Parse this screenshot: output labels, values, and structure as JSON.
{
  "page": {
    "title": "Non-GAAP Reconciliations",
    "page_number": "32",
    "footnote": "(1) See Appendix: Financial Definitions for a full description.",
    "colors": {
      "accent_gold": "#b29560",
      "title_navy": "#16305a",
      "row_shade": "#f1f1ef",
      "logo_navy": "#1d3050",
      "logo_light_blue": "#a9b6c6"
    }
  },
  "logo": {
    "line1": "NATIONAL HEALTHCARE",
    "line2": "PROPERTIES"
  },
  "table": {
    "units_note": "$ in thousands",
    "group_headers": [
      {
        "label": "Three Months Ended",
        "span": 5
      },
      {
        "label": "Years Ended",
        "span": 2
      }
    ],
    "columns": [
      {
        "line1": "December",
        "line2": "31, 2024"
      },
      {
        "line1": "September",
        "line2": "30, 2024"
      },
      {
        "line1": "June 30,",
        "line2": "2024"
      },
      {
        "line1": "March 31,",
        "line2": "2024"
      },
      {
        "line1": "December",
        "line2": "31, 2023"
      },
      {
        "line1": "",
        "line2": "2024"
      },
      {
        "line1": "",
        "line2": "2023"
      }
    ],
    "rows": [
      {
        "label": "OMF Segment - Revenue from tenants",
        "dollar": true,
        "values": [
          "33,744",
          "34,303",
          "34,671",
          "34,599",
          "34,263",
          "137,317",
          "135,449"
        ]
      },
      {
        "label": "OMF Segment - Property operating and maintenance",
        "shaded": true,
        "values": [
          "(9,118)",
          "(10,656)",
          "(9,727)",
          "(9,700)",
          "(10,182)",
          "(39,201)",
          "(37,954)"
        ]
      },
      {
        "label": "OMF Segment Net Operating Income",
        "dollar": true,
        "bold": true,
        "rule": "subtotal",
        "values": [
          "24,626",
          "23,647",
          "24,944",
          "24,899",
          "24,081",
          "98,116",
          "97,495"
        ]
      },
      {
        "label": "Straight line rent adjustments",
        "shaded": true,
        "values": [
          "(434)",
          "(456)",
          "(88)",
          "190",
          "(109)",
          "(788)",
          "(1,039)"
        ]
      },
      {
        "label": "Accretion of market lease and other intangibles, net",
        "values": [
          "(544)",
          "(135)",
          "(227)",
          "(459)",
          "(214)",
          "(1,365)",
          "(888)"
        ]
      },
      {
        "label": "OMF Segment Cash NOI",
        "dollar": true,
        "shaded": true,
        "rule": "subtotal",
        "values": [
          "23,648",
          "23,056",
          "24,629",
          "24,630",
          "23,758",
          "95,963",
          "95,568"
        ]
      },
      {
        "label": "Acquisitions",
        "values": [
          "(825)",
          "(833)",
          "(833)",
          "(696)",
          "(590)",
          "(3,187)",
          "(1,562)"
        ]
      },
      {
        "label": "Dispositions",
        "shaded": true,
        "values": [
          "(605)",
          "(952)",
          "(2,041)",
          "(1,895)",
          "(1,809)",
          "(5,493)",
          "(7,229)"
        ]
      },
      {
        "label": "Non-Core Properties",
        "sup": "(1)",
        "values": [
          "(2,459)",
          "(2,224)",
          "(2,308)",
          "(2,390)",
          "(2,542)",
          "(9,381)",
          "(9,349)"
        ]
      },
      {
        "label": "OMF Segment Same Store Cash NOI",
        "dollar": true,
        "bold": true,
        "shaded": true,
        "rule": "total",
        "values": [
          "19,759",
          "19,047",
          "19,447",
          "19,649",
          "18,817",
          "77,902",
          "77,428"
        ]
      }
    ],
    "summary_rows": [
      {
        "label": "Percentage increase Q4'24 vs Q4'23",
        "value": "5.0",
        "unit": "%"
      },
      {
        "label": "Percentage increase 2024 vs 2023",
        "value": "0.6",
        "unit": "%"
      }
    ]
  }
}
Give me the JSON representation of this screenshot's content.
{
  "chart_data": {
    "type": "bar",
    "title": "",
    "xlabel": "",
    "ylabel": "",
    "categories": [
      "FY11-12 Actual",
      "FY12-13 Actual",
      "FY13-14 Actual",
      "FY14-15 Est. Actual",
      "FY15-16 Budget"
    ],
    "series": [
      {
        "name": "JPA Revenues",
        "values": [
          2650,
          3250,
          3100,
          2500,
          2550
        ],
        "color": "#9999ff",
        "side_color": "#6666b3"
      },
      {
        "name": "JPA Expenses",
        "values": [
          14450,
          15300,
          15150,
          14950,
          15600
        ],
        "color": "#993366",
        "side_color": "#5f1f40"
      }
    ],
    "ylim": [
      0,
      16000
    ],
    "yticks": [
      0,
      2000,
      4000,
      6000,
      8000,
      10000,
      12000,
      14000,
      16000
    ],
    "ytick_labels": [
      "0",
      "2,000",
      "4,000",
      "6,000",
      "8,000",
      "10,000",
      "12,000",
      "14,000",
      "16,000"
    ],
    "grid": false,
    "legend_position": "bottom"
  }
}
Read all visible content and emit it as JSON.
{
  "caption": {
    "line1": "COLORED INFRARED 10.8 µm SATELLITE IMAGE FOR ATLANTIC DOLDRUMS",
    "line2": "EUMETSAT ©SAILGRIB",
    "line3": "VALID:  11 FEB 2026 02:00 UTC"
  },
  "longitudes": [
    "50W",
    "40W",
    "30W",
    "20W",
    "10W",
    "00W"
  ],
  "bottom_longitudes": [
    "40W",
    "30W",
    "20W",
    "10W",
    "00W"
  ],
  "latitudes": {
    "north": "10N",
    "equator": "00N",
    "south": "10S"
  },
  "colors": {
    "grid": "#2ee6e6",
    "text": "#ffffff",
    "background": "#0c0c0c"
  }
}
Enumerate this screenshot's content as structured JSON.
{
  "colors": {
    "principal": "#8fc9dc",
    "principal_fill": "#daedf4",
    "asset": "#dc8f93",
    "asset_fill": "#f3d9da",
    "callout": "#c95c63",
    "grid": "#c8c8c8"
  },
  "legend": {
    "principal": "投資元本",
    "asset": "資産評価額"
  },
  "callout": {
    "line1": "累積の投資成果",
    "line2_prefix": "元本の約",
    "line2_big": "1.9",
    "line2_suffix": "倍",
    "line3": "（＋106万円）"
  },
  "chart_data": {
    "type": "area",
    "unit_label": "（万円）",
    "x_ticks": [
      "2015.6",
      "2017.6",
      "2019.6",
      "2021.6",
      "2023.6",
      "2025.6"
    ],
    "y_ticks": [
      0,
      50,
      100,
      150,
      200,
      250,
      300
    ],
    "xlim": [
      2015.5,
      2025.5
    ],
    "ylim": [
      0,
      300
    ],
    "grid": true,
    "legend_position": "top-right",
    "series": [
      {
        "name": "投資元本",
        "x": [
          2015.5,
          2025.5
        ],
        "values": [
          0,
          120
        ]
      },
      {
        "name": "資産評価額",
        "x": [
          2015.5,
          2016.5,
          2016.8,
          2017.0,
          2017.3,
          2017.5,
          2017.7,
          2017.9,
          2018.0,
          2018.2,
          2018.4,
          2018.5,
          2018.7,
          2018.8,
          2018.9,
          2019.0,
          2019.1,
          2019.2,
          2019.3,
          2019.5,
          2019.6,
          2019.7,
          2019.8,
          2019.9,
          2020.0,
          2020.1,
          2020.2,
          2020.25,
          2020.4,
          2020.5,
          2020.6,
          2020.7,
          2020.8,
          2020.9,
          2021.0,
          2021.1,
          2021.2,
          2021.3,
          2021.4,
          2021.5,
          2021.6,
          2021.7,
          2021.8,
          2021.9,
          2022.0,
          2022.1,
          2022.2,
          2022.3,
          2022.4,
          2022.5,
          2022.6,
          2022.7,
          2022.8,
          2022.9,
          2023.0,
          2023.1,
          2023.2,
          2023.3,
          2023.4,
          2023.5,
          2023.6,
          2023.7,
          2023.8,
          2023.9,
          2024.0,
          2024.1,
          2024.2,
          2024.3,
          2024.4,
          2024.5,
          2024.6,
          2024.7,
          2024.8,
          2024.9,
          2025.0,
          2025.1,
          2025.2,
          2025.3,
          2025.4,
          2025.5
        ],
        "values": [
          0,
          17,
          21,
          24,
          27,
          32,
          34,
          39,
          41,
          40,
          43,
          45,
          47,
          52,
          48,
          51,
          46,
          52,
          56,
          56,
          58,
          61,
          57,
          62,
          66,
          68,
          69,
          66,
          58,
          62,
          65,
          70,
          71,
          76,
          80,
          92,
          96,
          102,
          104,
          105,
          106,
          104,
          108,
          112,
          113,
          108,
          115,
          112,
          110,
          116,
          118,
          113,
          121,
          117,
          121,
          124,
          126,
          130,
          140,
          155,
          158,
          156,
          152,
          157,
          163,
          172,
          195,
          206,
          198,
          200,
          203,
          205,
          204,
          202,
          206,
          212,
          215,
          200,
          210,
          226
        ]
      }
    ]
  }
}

· · · · ·

_Problem to work on_:
Copy every line in the records above that contains the word "Actual".

_The result_:
      "FY11-12 Actual",
      "FY12-13 Actual",
      "FY13-14 Actual",
      "FY14-15 Est. Actual",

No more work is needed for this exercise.